>> BEGIN Record list

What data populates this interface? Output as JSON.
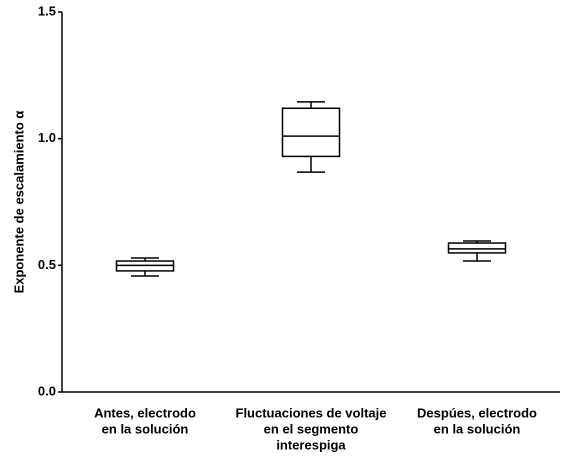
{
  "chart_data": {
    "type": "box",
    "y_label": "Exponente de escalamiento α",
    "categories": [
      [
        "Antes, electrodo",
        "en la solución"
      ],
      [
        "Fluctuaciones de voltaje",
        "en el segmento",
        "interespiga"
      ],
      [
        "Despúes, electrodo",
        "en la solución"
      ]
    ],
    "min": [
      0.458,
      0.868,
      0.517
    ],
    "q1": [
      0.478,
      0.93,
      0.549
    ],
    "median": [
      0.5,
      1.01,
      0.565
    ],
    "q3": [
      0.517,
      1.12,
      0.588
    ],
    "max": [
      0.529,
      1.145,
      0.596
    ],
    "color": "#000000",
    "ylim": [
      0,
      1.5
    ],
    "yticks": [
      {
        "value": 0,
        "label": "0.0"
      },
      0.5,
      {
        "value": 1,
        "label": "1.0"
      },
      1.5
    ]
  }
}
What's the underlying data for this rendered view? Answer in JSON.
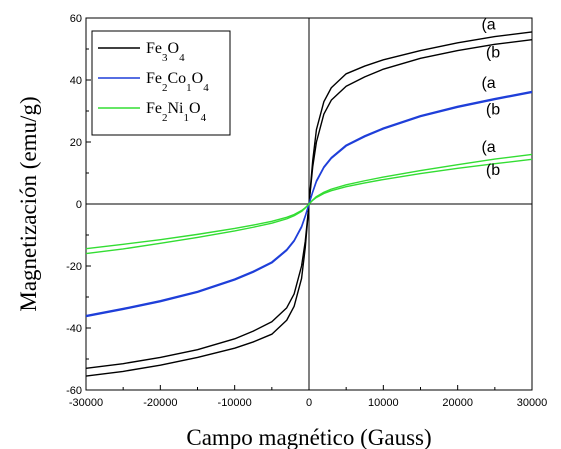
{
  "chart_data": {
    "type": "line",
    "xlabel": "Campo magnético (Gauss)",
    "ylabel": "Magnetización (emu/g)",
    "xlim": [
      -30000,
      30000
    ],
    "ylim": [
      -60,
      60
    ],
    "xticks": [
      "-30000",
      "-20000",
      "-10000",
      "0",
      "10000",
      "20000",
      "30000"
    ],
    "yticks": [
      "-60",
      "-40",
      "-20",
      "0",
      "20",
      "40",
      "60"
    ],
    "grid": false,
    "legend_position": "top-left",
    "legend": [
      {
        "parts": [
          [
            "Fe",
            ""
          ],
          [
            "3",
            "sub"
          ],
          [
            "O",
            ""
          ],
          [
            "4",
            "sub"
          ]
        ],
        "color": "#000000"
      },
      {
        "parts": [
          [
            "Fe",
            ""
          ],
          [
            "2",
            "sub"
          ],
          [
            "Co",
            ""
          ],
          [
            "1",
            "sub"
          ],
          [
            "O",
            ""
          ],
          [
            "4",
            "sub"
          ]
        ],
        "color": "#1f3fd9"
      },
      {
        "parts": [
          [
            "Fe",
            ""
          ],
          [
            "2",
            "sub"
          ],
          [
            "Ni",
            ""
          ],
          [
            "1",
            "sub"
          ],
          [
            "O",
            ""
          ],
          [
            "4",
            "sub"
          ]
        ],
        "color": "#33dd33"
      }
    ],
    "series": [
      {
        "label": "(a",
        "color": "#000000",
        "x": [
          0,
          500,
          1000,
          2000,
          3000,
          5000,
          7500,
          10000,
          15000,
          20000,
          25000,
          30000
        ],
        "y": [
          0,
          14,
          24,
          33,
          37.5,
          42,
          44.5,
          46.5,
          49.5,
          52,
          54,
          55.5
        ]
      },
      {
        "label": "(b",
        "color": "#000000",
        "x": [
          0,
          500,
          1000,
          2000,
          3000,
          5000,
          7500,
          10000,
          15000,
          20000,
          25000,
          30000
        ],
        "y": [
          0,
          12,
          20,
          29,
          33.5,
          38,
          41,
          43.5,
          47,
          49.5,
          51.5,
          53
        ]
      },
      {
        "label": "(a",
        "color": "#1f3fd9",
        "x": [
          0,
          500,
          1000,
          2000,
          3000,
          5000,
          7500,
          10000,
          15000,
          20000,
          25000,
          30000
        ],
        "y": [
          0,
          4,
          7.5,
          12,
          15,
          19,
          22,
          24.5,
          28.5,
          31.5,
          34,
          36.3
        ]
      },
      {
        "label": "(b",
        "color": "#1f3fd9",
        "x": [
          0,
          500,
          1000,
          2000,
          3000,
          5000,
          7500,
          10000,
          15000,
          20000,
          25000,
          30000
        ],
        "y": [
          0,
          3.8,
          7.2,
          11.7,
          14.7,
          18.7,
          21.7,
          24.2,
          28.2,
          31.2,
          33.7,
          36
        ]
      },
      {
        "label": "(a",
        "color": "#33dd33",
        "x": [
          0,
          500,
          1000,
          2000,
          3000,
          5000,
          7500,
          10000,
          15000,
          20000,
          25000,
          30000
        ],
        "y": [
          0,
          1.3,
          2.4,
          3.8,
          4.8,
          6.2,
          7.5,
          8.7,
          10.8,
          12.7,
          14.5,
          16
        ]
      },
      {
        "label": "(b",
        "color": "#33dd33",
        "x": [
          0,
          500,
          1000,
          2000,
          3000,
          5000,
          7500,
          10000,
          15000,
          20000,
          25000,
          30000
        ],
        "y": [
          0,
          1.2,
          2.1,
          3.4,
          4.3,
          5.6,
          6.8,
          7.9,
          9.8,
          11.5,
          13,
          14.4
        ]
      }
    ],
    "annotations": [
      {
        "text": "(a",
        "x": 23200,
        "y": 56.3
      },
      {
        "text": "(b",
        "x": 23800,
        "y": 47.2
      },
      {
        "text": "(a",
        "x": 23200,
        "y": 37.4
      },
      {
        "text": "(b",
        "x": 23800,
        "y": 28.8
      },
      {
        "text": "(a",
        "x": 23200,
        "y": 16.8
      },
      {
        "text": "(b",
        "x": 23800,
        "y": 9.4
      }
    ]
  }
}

>> END Record list

— Task goal —
Search the data above for the string "electrodo" and copy each line that has it.

— Solution for this problem —
        "Antes, electrodo",
        "Despúes, electrodo",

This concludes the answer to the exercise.